Слишком часто забывают, что Нижинский был не только редким техником, но и исключительным, выдающимся художником, артистом. Я видел очень немногих танцоров-мужчин, чьи заслуги давали бы им право хотя бы завязывать шнурки на балетных туфлях Нижинского.
Танцуя тер-а-тер (стиль танца без прыжков), Нижинский, казалось, никогда не касался земли, а всегда летел над ней. Его элевация, его способность выпрыгивать в воздух были поразительны. Не было никакой суеты, никакой кажущейся подготовки, он прыгал вверх или прыгал вперед с непринужденностью взлетающей птицы. Эту кажущуюся “воздушную свободу” нелегко представить тем, кто никогда не видел танца Нижинского, потому что ни один современный танцор, не обладает такой лёгкостью, которая хотя бы приближалась к степени его лёгкости. В своей уникальной элевации он объединил ослепительные антраша, безупречную осанку, чувство времени и чувство линии, в то время как его пируэты, воздушные туры и жете ан турнан (прыжок с одной ноги с полуоборотом и шпагатом в воздухе с приземлением на другую ногу) были непревзойденными по своему блеску и контролю.
Он танцевал не только конечностями, но и всем телом, и движения, составляющие его танец, перетекали одно в другое: то стремительные, то замедленные, они обладали всеми качествами мелодии».
***
Из книги Мари Рамбер «Ртуть. Автобиография», Лондон, 1972 год
(Мари Рамбер – польская танцовщица, ученица Далькроза, личная ассистентка Нижинского при постановке балета «Весна Священная», одна из крупнейших деятелей хореографии Великобритании, основательница труппы «Балет Рамбер»)
«Ещё в Париже я подружилась с молодой венгеркой Ромолой де Пульски. Она была очень красивой, элегантной и воспитанной. Я была рада, что она плывёт с труппой в Южную Америку. Мы вели бесконечные разговоры о Нижинском, которого мы обе обожали.

(Строки набора данных)
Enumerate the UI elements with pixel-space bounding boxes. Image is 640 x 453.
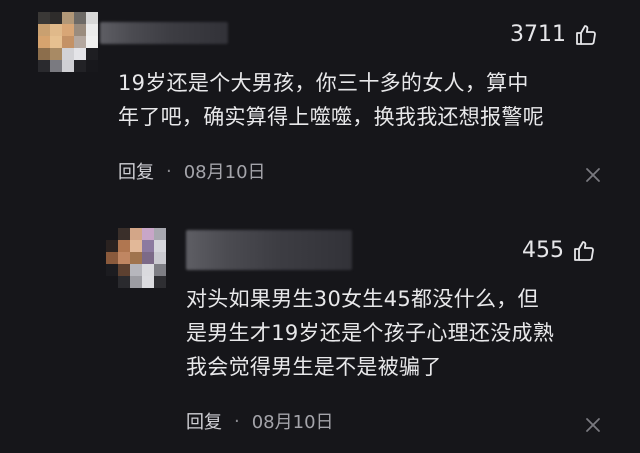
- comment-meta: 回复 · 08月10日: [118, 158, 266, 184]
- like-count: 3711: [510, 22, 566, 47]
- comment-text-line: 我会觉得男生是不是被骗了: [186, 355, 442, 379]
- comment-text: 对头如果男生30女生45都没什么，但 是男生才19岁还是个孩子心理还没成熟 我会…: [186, 282, 616, 384]
- comment-text-line: 是男生才19岁还是个孩子心理还没成熟: [186, 321, 555, 345]
- username-blurred[interactable]: [186, 230, 352, 270]
- close-icon[interactable]: [584, 166, 602, 184]
- separator: ·: [234, 410, 240, 432]
- comment-item: 455 对头如果男生30女生45都没什么，但 是男生才19岁还是个孩子心理还没成…: [0, 200, 640, 453]
- comment-date: 08月10日: [183, 162, 266, 183]
- reply-button[interactable]: 回复: [118, 158, 154, 184]
- avatar[interactable]: [38, 12, 98, 72]
- comment-date: 08月10日: [251, 412, 334, 433]
- like-button[interactable]: 3711: [510, 22, 598, 47]
- comment-text: 19岁还是个大男孩，你三十多的女人，算中 年了吧，确实算得上噬噬，换我我还想报警…: [118, 66, 618, 134]
- reply-button[interactable]: 回复: [186, 408, 222, 434]
- comment-item: 3711 19岁还是个大男孩，你三十多的女人，算中 年了吧，确实算得上噬噬，换我…: [0, 0, 640, 200]
- like-count: 455: [522, 238, 564, 263]
- avatar[interactable]: [106, 228, 166, 288]
- comment-meta: 回复 · 08月10日: [186, 408, 334, 434]
- username-blurred[interactable]: [100, 22, 228, 44]
- thumbs-up-icon: [572, 239, 596, 263]
- comment-text-line: 年了吧，确实算得上噬噬，换我我还想报警呢: [118, 105, 544, 129]
- like-button[interactable]: 455: [522, 238, 596, 263]
- thumbs-up-icon: [574, 23, 598, 47]
- comment-text-line: 19岁还是个大男孩，你三十多的女人，算中: [118, 71, 529, 95]
- close-icon[interactable]: [584, 416, 602, 434]
- separator: ·: [166, 160, 172, 182]
- comment-text-line: 对头如果男生30女生45都没什么，但: [186, 287, 539, 311]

(Задание A) Пожалуйста, перескажите абзац фрагмента документа о Нижинском, начинающийся словами «Танцуя тер-а-тер», в виде короткого списка с его главными фактами.
(Задание B) Продолжите фрагмент документа о Нижинском с того места, где он заканчивается.

(Ожидаемый ответ A)
- В танце тер-а-тер Нижинский словно не касался земли, а летел над ней.
- Его элевация, то есть способность выпрыгивать в воздух, была поразительной: он прыгал вверх или вперед без суеты и видимой подготовки, с легкостью взлетающей птицы.
- Тем, кто не видел его танца, трудно представить эту «воздушную свободу», так как ни один современный танцор не приближается к его легкости.
- В элевации он соединял ослепительные антраша, безупречную осанку, чувство времени и чувство линии.
- Его пируэты, воздушные туры и жете ан турнан не знали равных по блеску и контролю.

(Ожидаемый ответ B)
Но моей главной радостью на корабле были беседы с самим Нижинским. Он одолжил мне свои тома «Мира искусства», периодического издания, редактируемого Дягилевым, и мы разговаривали о различных статьях из этого журнала. Особенно о Мережковском, Толстом и Достоевском, к которым мы испытывали одинаковый интерес. Хотя Нижинский был немногословен, я была поражена его знаниями и его чувством к литературе. Он так же обладал редким остроумием и часто смешил меня своими неожиданными замечаниями.
Однажды мне стало плохо от жары и я была готова упасть, когда две сильные руки подхватили меня и отнесли в тень. Когда я открыла глаза – о, радость из радостей – это был Нижинский! Секунда блаженства – это было единственное па-де-де, которое когда-либо было у меня с Нижинским.
Однажды я заметила, каким вежливым, элегантным жестом он давал прикурить Ромоле. И как встревоженно он крикнул на французском: «Не сломайте! Не сломайте!», когда Рене Батон слишком энергично пожал Ромоле руку в знак приветствия. У неё были очень тонкие запястья, это правда.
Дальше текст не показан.